WHAT IS ASKED: Can you copy everything in the Carona travel passage from "The bus ride" down to "the correct fare.)", swapping "archway" for "stone arch"?

PASSAGE PROVIDED:

▶

The bus ride to Carona Paese took about 20 picturesque minutes, with ascending switchbacks giving us spectacular views of countryside punctuated by lovely communities. Ciona. I need to study about Ciona. Maybe a Carona/Ciona combo another time? We squeaked through an archway (part of the parish church complex, Ingo?) and the next minute came to a stop at the Carona post office. Voila. Posted schedules here promise almost hourly returns. (Notice that with a Swiss Pass, you never have to find a ticket window or ticket machine, nor hover near the bus driver while you go through your coins to piece together the correct fare.)

Those who do not commute to work or school from Carona are not yet up and around. I can stand at town center with my maporama printout and orient myself. I like this rose-ladened town of nestled buildings already. The yellow signs for walkers point the way and the minutes to various destinations. I’m off to find Santa Marta, said to be positioned above Carona. My way there led me by a number of beautiful buildings, and I could see that there were little piazzas tucked away for exploring later. In no time at all and at a manageable grade of incline, I reached Santa Marta’s hill and a cemetery across the street. I cannot resist cemeteries. I come from a place where cemeteries are included in books on architecture. Here, they could be included in books on architecture and in books on gardening. More than that, the loving family histories signified remind me of other places of my past where continuity with those who came before is treasured and revered. What do I remember about this cemetery behind an iron gate in Carona? It is manicured, of course. It is tended more often than annually on All Saints Day. The Solari family looms large. Ingo has referenced the Solari name in his underlining of Carona’s artistic significance. I’ve added sculptor Tullio di Pietro Solari (Lombardo) to my list of artists to learn more about (I don’t even know if he figured in Ingo’s mention). But in this cemetery, the tomb that enchanted me was watched over by a stoic angel who holds an hourglass in one hand and a trumpet in the other. Mesmerizing.

◀

Annotated element rows:
▶

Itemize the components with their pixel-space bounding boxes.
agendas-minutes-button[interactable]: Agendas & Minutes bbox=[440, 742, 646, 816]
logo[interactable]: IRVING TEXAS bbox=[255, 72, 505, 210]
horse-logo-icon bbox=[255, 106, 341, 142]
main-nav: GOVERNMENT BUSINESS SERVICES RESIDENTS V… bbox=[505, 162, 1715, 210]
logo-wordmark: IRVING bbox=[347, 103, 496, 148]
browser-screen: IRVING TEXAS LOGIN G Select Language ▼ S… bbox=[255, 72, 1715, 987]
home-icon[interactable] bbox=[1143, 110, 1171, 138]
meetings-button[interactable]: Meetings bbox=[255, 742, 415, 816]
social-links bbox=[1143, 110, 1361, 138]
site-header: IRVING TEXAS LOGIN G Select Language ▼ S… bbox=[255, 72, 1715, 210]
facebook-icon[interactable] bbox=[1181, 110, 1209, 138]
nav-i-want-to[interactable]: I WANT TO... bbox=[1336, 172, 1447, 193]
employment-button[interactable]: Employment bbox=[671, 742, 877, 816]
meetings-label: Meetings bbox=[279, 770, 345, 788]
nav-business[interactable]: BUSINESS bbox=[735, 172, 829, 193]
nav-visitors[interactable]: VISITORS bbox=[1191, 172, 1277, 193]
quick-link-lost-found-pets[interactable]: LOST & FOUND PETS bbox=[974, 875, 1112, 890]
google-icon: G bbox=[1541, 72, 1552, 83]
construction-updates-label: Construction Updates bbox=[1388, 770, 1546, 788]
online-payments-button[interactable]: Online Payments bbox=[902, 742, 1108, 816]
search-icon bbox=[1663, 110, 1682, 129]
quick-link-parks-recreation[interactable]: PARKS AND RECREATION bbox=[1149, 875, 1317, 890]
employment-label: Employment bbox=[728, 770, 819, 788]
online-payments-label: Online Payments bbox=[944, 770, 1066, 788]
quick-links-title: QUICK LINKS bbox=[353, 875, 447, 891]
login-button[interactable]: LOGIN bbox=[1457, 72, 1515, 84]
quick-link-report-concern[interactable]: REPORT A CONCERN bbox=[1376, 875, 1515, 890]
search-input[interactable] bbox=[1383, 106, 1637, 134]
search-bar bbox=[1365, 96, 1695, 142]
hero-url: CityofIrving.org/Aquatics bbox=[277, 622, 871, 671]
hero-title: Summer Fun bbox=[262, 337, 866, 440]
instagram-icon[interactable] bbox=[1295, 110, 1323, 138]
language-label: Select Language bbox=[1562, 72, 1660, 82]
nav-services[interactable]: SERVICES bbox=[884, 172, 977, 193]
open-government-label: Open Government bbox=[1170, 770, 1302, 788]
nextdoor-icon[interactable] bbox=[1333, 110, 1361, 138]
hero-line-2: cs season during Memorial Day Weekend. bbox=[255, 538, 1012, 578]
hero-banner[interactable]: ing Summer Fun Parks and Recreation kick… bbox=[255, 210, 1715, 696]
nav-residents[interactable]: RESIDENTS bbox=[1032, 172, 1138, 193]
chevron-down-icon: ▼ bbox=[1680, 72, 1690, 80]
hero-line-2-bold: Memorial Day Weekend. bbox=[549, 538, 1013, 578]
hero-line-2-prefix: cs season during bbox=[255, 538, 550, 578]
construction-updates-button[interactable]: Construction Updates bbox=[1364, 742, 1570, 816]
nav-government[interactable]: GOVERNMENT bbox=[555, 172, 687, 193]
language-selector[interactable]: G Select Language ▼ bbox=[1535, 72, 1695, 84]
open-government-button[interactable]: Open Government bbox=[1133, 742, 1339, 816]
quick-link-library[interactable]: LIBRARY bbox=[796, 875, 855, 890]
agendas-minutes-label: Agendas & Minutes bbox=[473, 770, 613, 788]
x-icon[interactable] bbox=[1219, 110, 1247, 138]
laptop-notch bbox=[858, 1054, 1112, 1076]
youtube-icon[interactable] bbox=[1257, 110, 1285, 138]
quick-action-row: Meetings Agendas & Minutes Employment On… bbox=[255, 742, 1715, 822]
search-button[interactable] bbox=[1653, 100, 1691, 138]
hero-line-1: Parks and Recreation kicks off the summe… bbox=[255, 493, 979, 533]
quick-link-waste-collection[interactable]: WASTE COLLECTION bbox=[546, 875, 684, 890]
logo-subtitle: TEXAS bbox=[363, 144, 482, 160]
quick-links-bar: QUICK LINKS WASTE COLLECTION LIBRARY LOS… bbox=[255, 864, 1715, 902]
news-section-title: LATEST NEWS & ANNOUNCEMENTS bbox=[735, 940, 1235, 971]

◀

FINAL RESULT:
The bus ride to Carona Paese took about 20 picturesque minutes, with ascending switchbacks giving us spectacular views of countryside punctuated by lovely communities. Ciona. I need to study about Ciona. Maybe a Carona/Ciona combo another time? We squeaked through an stone arch (part of the parish church complex, Ingo?) and the next minute came to a stop at the Carona post office. Voila. Posted schedules here promise almost hourly returns. (Notice that with a Swiss Pass, you never have to find a ticket window or ticket machine, nor hover near the bus driver while you go through your coins to piece together the correct fare.)